> TESTO FORNITO:
━━━━━━━━━━━━━━━━━━━━━━━━━━━━━━

Monsignor Francesco Follo,Lectio "Il Vangelo della Famiglia."

Il Vangelo della Famiglia.
Domenica fra l’Ottava di Natale:
La Santa Famiglia di Gesù, Maria e Giuseppe - Anno B - 31 dicembre 2015

Rito Romano
1Sam 1,20-22.24-28; 1Gv 3,1-2.21-24; Lc 2,41-52

Rito Ambrosiano
1Gv 1,1-10; Sal 96; Rm 10,8c-15; Gv 21,19c-24
III giorno dell’ottava di Natale – San Giovanni Apostolo ed Evangelista


1) Da un Tempio all’altro.
A pochissimi giorni dalla Solennità del Santo Natale, la liturgia di oggi ci fa celebrare la Santa
Famiglia di Nazareth. In questo modo siamo invitate a contemplare e imitare la vita della famiglia “terrena” di Gesù. Cosa vediamo? Il Vangelo di San Luca ci fa mostra che in questa singolare famiglia non emerge solamente la figura del Figlio di Dio, la Persona divina che assume totalmente l'umanità delle Sue creature, il Dio con noi, il Principe della Pace. L’evangelista pone in evidenza la Mamma di Gesù, Maria, e Giuseppe, lo sposo di lei, collaboratore del disegno di salvezza per gli uomini e “custode della Redenzione” (S. Giovanni Paolo II).
Come può una famiglia così unica essere di modello per le nostre famiglie. E’ un nucleo familiare solo apparentemente simile a tutti le altre, ma così irripetibile che ci spinge a pensare che è inimitabile: un Figlio che è Dio, una mamma che è la Vergine Immacolata, e un papà che è il giusto per eccellenza,
E cosi Gesù, il Dio fatto uomo, ci dà un esempio di figlio, all'interno della sua famiglia, per diventare modello per tutte le famiglie di tutti i tempi e di tutti i luoghi.
Gesù non ebbe fretta nel presentarsi come Messia. In una piccola cittadina della periferia dell’Impero romano, nel nascondimento di un semplice famiglia questo Figlio visse una vita normale, ma crescendo in grazia e spirito, fino al momento in cui giunse l’ora di iniziare la missione che il Padre gli aveva affidato: una missione che lo porterà alla morte e alla resurrezione, facendo di noi, da un popolo senza domani ad un popolo chiamato a seguirlo nella santità e nella gioia della pienezza della Vita, oggi e per sempre.
Guardando alla Santa Famiglia di Gesù, Maria e Giuseppe, credo che le nostre famiglie siano spinte ad essere sempre di più “piccole chiese domestiche”, dove Dio è presente e dove si impara a vivere, camminando alla Luce del Vangelo, la Buona Novella, come sola guida sicura, in un mondo che ha perso lo sguardo sulla Luce del Cielo e guarda solo alle luci della Terra.
Ai genitori che lo cercavano da tre giorni Gesù risponde che loro dovevano sapere che il cammino della sua vita era quello di fare ciò che sta a cuore a suo Padre,. Quindi era rimasto per tre giorni nel tempio di suo Padre, occupandosi appunto delle cose del Padre suo (cfr Lc 2, 49). Poi, siccome il Vangelo è da vivere nella quotidianità della vita, ritorna con Maria e Giuseppe nella quotidianità di Nazareth. Scese con i genitori a Nazareth e stava loro sottomesso. Lascia il Tempio per il “tempio domestico”, dove tutto era organizzato per la Sua presenza divina e dove la Sua umanità cresce in sapienza e grazia.

━━━━━━━━━━━━━━━━━━━━━━━━━━━━━━

Righe tratte da un dataset di impaginazione
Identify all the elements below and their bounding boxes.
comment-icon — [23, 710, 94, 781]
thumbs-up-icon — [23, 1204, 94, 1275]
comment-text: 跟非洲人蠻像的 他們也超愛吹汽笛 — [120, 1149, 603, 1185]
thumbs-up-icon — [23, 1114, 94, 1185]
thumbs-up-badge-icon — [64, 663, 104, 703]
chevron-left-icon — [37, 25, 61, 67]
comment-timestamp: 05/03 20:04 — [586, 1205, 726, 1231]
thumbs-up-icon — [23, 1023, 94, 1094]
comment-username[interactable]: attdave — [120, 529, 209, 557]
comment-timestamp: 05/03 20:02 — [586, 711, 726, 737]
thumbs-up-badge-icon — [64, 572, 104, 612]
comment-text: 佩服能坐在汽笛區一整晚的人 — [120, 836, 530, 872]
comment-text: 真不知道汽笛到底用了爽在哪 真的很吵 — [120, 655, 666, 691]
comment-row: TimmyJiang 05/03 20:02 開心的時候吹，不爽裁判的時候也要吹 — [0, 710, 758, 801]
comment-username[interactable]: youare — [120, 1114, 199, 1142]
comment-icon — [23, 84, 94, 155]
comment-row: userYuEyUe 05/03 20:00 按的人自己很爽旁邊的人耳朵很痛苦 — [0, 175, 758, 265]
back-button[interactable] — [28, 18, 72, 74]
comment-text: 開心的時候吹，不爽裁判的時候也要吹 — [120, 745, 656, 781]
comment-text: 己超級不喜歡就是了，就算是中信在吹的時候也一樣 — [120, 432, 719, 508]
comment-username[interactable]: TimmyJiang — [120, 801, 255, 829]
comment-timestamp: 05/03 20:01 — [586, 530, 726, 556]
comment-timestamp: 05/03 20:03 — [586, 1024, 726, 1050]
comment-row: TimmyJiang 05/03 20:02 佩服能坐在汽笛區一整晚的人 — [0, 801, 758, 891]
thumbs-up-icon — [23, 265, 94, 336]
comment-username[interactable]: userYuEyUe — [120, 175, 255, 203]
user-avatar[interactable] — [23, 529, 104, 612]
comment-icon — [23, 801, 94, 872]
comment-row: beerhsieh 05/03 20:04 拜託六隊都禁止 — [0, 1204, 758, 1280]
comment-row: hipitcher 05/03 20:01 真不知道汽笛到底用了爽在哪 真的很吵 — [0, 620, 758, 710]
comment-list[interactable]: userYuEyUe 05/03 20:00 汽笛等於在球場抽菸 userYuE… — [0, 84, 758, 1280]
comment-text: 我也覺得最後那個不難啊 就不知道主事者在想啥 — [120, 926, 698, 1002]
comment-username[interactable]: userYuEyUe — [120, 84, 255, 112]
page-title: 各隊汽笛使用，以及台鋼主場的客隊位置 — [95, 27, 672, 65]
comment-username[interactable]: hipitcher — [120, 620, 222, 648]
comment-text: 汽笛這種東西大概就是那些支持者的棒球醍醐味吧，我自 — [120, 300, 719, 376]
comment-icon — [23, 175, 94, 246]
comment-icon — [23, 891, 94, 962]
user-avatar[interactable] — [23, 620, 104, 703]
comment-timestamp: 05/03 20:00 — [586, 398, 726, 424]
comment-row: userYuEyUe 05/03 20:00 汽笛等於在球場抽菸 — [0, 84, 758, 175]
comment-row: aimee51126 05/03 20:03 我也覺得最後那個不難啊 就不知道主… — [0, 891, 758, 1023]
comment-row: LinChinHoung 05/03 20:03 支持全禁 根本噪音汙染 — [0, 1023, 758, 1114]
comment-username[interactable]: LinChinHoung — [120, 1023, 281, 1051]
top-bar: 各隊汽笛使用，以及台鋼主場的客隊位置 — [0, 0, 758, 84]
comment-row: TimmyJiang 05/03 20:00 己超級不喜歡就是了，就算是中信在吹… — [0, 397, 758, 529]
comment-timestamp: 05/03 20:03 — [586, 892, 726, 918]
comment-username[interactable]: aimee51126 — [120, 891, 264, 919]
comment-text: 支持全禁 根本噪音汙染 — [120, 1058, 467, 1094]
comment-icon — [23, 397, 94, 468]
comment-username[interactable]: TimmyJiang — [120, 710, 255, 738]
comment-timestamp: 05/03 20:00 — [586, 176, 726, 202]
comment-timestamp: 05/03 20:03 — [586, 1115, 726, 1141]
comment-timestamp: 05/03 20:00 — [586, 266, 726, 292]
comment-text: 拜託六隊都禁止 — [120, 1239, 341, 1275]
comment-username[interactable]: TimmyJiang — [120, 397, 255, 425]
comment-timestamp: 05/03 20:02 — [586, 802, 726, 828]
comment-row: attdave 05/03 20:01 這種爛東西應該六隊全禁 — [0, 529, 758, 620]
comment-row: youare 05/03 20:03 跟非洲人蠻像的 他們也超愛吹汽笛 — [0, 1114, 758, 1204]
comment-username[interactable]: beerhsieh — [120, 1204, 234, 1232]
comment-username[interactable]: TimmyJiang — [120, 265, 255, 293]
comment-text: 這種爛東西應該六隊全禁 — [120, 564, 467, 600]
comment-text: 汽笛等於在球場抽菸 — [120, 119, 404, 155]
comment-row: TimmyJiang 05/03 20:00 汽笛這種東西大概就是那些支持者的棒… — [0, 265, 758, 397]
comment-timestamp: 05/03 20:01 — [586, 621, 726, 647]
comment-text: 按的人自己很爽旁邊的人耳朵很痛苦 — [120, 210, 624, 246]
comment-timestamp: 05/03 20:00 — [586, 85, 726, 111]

━━━━━━━━━━━━━━━━━━━━━━━━━━━━━━

> ISTRUZIONE A:
Traduca in inglese la frase «Gesù non ebbe fretta nel presentarsi come Messia.», tratta dalla lectio sulla Santa Famiglia.
> ISTRUZIONE B:
Riporti il passo della lectio sulla Santa Famiglia che si apre con le parole contenenti «Rito Ambrosiano» e si chiude con «Giovanni Paolo II).», rinominando «Principe della Pace» in «Re della Pace».

> RISPOSTA CORRETTA A:
Jesus was in no hurry to present himself as the Messiah.

> RISPOSTA CORRETTA B:
Rito Ambrosiano
1Gv 1,1-10; Sal 96; Rm 10,8c-15; Gv 21,19c-24
III giorno dell’ottava di Natale – San Giovanni Apostolo ed Evangelista


1) Da un Tempio all’altro.
A pochissimi giorni dalla Solennità del Santo Natale, la liturgia di oggi ci fa celebrare la Santa
Famiglia di Nazareth. In questo modo siamo invitate a contemplare e imitare la vita della famiglia “terrena” di Gesù. Cosa vediamo? Il Vangelo di San Luca ci fa mostra che in questa singolare famiglia non emerge solamente la figura del Figlio di Dio, la Persona divina che assume totalmente l'umanità delle Sue creature, il Dio con noi, il Re della Pace. L’evangelista pone in evidenza la Mamma di Gesù, Maria, e Giuseppe, lo sposo di lei, collaboratore del disegno di salvezza per gli uomini e “custode della Redenzione” (S. Giovanni Paolo II).